Provided information:
##############################

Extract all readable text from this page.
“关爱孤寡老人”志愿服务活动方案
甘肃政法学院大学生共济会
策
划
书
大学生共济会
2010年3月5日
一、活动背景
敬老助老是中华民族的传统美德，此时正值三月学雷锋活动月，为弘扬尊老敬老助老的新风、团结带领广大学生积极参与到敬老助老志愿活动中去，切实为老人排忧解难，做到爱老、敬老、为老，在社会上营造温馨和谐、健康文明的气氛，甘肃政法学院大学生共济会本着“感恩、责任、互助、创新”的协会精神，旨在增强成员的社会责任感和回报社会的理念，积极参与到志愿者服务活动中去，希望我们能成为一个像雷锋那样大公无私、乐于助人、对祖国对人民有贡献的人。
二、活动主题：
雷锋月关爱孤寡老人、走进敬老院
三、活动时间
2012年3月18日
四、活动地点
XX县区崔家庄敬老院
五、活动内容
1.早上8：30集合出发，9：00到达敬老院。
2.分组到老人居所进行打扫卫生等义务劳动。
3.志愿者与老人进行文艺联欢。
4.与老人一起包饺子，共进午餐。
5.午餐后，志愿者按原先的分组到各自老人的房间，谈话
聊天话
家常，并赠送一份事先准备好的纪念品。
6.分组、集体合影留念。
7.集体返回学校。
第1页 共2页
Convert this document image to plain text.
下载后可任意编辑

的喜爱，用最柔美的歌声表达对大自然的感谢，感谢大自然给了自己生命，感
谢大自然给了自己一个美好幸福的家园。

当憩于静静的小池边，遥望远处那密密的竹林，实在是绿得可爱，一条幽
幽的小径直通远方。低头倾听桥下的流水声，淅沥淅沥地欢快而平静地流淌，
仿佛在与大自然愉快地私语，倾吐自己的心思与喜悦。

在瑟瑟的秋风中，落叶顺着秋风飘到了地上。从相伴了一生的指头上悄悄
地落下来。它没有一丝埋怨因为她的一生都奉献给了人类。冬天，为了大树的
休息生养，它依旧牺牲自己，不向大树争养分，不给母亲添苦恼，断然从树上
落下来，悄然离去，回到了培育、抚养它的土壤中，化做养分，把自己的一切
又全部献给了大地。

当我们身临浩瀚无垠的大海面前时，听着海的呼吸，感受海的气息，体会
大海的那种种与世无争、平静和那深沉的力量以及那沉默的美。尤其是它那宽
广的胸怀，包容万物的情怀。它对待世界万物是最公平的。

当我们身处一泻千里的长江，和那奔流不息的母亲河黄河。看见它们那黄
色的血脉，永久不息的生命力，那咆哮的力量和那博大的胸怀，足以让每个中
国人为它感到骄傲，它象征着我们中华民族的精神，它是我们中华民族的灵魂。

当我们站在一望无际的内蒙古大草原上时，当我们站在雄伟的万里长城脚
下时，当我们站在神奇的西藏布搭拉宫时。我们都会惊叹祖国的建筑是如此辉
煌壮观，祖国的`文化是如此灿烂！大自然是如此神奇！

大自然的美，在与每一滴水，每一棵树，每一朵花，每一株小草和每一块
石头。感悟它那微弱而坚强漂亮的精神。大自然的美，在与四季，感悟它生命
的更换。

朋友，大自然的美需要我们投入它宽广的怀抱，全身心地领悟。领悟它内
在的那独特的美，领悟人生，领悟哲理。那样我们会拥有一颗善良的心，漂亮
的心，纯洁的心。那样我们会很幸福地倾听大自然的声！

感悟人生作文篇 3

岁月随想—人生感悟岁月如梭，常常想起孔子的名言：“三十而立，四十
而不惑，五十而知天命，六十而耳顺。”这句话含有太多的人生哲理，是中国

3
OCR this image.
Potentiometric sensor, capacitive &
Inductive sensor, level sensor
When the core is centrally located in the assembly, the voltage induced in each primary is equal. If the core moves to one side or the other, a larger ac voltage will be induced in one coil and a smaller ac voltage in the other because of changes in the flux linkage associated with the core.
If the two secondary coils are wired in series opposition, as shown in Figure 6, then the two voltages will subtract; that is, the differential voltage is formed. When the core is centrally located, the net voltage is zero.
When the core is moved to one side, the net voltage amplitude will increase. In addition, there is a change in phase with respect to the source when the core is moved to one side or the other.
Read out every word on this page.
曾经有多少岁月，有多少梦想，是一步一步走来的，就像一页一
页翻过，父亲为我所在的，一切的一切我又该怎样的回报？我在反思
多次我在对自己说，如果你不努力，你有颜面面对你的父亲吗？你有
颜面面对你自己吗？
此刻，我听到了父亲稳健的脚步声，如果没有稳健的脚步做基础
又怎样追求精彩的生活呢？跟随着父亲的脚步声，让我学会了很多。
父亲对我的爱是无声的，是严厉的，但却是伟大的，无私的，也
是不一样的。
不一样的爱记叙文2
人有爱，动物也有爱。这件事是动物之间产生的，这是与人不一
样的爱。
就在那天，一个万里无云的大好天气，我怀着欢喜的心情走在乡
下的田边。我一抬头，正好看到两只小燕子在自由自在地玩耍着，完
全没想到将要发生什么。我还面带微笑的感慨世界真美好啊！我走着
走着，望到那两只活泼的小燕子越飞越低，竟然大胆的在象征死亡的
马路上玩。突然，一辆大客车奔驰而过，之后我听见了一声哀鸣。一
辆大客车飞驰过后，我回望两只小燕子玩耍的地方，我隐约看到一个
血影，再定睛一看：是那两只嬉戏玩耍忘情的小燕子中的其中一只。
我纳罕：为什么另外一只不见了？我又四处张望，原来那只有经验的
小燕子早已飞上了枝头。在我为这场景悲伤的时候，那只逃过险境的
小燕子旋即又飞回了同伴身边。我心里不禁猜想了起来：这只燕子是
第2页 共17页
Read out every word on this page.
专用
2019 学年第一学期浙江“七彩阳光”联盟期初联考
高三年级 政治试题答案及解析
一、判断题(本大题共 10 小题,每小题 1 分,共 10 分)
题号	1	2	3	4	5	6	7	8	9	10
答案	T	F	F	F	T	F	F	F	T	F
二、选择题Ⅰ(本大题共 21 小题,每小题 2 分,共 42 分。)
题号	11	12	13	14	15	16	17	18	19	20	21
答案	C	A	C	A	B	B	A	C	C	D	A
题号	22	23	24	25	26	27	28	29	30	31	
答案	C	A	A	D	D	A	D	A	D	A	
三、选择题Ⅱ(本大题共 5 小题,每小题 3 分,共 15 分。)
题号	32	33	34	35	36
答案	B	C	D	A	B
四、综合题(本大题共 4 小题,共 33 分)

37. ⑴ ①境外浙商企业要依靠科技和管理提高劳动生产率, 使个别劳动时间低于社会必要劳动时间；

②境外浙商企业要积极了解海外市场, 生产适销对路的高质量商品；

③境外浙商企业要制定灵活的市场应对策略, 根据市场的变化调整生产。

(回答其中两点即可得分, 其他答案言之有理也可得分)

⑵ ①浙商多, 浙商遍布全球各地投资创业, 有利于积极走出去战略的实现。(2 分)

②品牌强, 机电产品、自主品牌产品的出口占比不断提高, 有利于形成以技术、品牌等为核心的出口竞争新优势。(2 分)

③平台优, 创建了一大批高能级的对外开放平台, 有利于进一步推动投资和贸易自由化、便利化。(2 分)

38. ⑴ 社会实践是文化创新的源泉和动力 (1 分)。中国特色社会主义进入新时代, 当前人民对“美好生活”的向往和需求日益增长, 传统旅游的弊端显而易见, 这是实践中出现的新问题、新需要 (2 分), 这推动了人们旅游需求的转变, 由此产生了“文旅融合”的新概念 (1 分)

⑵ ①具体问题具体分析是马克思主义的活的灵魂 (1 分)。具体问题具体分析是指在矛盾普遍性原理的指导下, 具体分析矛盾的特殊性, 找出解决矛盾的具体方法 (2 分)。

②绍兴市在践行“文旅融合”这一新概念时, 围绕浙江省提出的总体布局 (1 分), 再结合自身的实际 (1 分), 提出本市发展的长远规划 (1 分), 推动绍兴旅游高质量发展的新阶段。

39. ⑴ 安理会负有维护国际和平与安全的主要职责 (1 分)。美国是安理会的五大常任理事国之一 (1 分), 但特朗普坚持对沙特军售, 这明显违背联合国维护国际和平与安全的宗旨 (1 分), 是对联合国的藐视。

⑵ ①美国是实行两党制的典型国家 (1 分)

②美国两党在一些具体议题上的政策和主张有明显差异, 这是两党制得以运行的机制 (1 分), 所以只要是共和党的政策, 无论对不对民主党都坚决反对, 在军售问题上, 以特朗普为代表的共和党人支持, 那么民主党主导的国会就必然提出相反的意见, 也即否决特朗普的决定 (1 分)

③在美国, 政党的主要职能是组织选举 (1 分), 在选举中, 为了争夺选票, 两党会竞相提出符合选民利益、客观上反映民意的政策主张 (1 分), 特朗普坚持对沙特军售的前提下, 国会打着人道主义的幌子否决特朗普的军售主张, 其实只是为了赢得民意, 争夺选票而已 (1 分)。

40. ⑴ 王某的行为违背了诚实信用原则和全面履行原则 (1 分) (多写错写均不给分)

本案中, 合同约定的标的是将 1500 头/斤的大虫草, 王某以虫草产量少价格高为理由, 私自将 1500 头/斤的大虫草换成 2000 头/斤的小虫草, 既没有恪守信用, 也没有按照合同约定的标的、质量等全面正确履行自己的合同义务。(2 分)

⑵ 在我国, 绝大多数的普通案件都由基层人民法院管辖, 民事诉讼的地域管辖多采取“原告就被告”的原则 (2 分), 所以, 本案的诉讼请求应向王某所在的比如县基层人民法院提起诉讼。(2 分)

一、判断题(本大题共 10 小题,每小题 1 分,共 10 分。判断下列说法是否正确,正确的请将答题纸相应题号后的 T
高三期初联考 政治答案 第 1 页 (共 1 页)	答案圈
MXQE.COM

##############################

Stated task: Keep only those lines of the records that hold "文旅融合", and return them.

Task result:
38. ⑴ 社会实践是文化创新的源泉和动力 (1 分)。中国特色社会主义进入新时代, 当前人民对“美好生活”的向往和需求日益增长, 传统旅游的弊端显而易见, 这是实践中出现的新问题、新需要 (2 分), 这推动了人们旅游需求的转变, 由此产生了“文旅融合”的新概念 (1 分)
②绍兴市在践行“文旅融合”这一新概念时, 围绕浙江省提出的总体布局 (1 分), 再结合自身的实际 (1 分), 提出本市发展的长远规划 (1 分), 推动绍兴旅游高质量发展的新阶段。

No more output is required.